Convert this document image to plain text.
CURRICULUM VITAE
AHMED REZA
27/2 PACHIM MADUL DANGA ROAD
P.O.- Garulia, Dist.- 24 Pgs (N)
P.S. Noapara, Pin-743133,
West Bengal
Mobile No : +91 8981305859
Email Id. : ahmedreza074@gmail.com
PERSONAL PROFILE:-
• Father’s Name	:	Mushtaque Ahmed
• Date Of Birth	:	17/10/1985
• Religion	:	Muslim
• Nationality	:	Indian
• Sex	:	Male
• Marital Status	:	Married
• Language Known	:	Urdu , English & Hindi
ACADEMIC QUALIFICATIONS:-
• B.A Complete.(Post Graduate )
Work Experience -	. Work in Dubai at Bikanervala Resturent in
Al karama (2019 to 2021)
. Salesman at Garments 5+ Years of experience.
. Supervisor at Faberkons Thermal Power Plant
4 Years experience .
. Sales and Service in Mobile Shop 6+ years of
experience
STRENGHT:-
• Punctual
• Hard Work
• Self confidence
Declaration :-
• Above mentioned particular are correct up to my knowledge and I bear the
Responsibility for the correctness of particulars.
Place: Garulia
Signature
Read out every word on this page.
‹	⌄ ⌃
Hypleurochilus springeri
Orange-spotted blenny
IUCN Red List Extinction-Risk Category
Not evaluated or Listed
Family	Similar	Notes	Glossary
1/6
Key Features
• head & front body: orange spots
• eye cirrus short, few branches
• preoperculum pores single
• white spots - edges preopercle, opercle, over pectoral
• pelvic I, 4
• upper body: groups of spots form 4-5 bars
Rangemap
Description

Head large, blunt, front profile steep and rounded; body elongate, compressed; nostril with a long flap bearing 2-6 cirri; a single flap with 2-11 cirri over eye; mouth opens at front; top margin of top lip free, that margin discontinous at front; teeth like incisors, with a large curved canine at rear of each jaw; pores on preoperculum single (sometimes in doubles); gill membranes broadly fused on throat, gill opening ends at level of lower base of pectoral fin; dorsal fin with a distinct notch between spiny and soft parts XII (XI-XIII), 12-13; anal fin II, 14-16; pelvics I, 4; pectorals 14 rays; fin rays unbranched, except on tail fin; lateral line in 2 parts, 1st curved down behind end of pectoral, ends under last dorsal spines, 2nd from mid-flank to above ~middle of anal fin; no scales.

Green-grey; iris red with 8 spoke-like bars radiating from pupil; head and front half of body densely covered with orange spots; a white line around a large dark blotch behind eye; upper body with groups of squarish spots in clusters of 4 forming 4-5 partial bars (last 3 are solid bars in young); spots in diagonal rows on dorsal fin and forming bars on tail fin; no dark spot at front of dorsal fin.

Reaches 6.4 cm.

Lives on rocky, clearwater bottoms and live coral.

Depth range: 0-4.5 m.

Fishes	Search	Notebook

__________________________________________________

INSTRUCTION: Only the lines from the one that contains "Read out every word on this page." through the last line should be repeated, each exactly as it stands, with both ends included.

THE RESULT:
Read out every word on this page.
‹	⌄ ⌃
Hypleurochilus springeri
Orange-spotted blenny
IUCN Red List Extinction-Risk Category
Not evaluated or Listed
Family	Similar	Notes	Glossary
1/6
Key Features
• head & front body: orange spots
• eye cirrus short, few branches
• preoperculum pores single
• white spots - edges preopercle, opercle, over pectoral
• pelvic I, 4
• upper body: groups of spots form 4-5 bars
Rangemap
Description

Head large, blunt, front profile steep and rounded; body elongate, compressed; nostril with a long flap bearing 2-6 cirri; a single flap with 2-11 cirri over eye; mouth opens at front; top margin of top lip free, that margin discontinous at front; teeth like incisors, with a large curved canine at rear of each jaw; pores on preoperculum single (sometimes in doubles); gill membranes broadly fused on throat, gill opening ends at level of lower base of pectoral fin; dorsal fin with a distinct notch between spiny and soft parts XII (XI-XIII), 12-13; anal fin II, 14-16; pelvics I, 4; pectorals 14 rays; fin rays unbranched, except on tail fin; lateral line in 2 parts, 1st curved down behind end of pectoral, ends under last dorsal spines, 2nd from mid-flank to above ~middle of anal fin; no scales.

Green-grey; iris red with 8 spoke-like bars radiating from pupil; head and front half of body densely covered with orange spots; a white line around a large dark blotch behind eye; upper body with groups of squarish spots in clusters of 4 forming 4-5 partial bars (last 3 are solid bars in young); spots in diagonal rows on dorsal fin and forming bars on tail fin; no dark spot at front of dorsal fin.

Reaches 6.4 cm.

Lives on rocky, clearwater bottoms and live coral.

Depth range: 0-4.5 m.

Fishes	Search	Notebook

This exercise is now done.